[Dataset rows]
=====
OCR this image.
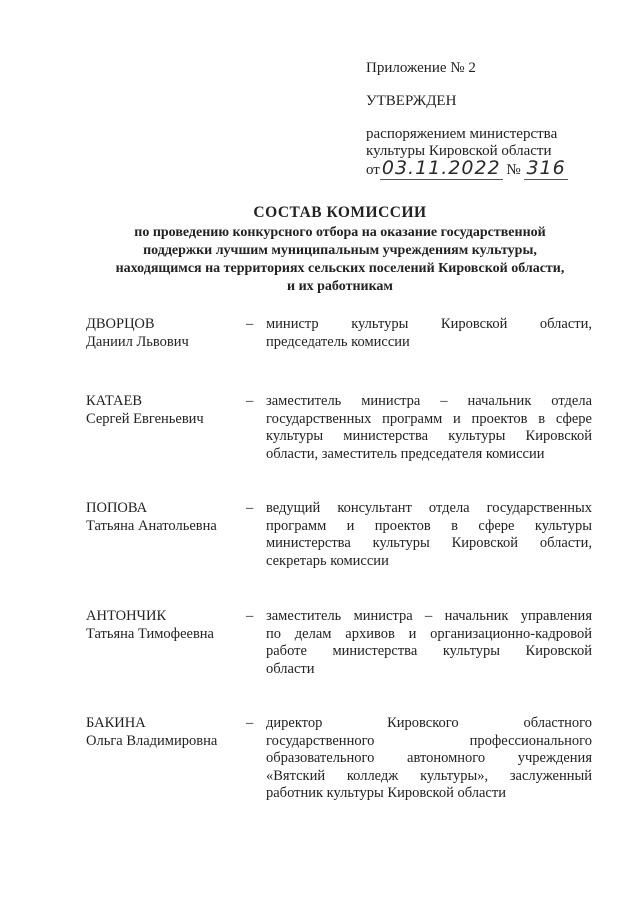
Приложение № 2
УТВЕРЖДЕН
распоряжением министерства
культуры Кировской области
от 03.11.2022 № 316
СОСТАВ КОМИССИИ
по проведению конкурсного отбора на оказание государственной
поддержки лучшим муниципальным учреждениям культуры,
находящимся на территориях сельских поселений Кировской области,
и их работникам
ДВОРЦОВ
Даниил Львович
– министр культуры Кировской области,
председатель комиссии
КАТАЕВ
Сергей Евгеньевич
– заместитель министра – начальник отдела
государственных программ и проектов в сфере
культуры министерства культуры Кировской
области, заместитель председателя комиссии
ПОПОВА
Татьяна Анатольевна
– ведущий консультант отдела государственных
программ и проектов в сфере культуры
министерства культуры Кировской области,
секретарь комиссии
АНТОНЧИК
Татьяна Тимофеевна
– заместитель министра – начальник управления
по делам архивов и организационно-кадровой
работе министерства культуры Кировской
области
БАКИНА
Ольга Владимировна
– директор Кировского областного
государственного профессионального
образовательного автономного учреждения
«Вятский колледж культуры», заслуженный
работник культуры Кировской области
=====
Short task: Write out the listing word for word, omitting the pictures it holds.

Output of the task:
OCR this image.
Приложение № 2
УТВЕРЖДЕН
распоряжением министерства
культуры Кировской области
от 03.11.2022 № 316
СОСТАВ КОМИССИИ
по проведению конкурсного отбора на оказание государственной
поддержки лучшим муниципальным учреждениям культуры,
находящимся на территориях сельских поселений Кировской области,
и их работникам
ДВОРЦОВ
Даниил Львович
– министр культуры Кировской области,
председатель комиссии
КАТАЕВ
Сергей Евгеньевич
– заместитель министра – начальник отдела
государственных программ и проектов в сфере
культуры министерства культуры Кировской
области, заместитель председателя комиссии
ПОПОВА
Татьяна Анатольевна
– ведущий консультант отдела государственных
программ и проектов в сфере культуры
министерства культуры Кировской области,
секретарь комиссии
АНТОНЧИК
Татьяна Тимофеевна
– заместитель министра – начальник управления
по делам архивов и организационно-кадровой
работе министерства культуры Кировской
области
БАКИНА
Ольга Владимировна
– директор Кировского областного
государственного профессионального
образовательного автономного учреждения
«Вятский колледж культуры», заслуженный
работник культуры Кировской области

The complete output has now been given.